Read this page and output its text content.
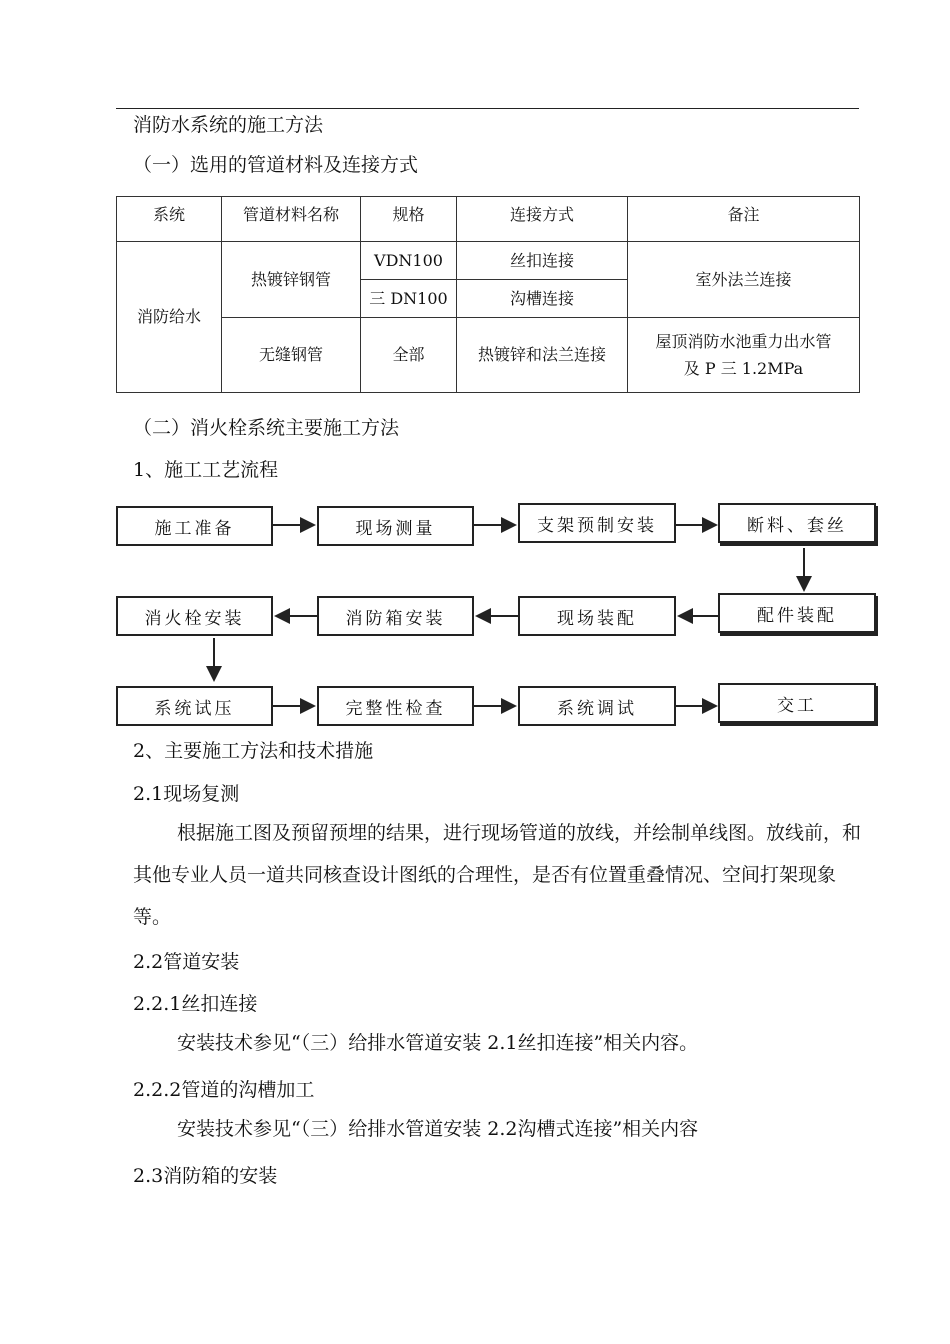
消防水系统的施工方法
（一）选用的管道材料及连接方式
系统	管道材料名称	规格	连接方式	备注
消防给水	热镀锌钢管	VDN100	丝扣连接	室外法兰连接
		三 DN100	沟槽连接	
	无缝钢管	全部	热镀锌和法兰连接	屋顶消防水池重力出水管
及 P 三 1.2MPa
（二）消火栓系统主要施工方法
1、施工工艺流程
施工准备	现场测量	支架预制安装	断料、套丝
消火栓安装	消防箱安装	现场装配	配件装配
系统试压	完整性检查	系统调试	交工
2、主要施工方法和技术措施
2.1现场复测
根据施工图及预留预埋的结果，进行现场管道的放线，并绘制单线图。放线前，和其他专业人员一道共同核查设计图纸的合理性，是否有位置重叠情况、空间打架现象等。
2.2管道安装
2.2.1丝扣连接
安装技术参见“（三）给排水管道安装 2.1丝扣连接”相关内容。
2.2.2管道的沟槽加工
安装技术参见“（三）给排水管道安装 2.2沟槽式连接”相关内容
2.3消防箱的安装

» **YOUR INSTRUCTIONS**
Print the whole listing above once more, word for word, without its pictures.

» **EXERCISE SOLUTION**
Read this page and output its text content.
消防水系统的施工方法
（一）选用的管道材料及连接方式
系统	管道材料名称	规格	连接方式	备注
消防给水	热镀锌钢管	VDN100	丝扣连接	室外法兰连接
		三 DN100	沟槽连接	
	无缝钢管	全部	热镀锌和法兰连接	屋顶消防水池重力出水管
及 P 三 1.2MPa
（二）消火栓系统主要施工方法
1、施工工艺流程
施工准备	现场测量	支架预制安装	断料、套丝
消火栓安装	消防箱安装	现场装配	配件装配
系统试压	完整性检查	系统调试	交工
2、主要施工方法和技术措施
2.1现场复测
根据施工图及预留预埋的结果，进行现场管道的放线，并绘制单线图。放线前，和其他专业人员一道共同核查设计图纸的合理性，是否有位置重叠情况、空间打架现象等。
2.2管道安装
2.2.1丝扣连接
安装技术参见“（三）给排水管道安装 2.1丝扣连接”相关内容。
2.2.2管道的沟槽加工
安装技术参见“（三）给排水管道安装 2.2沟槽式连接”相关内容
2.3消防箱的安装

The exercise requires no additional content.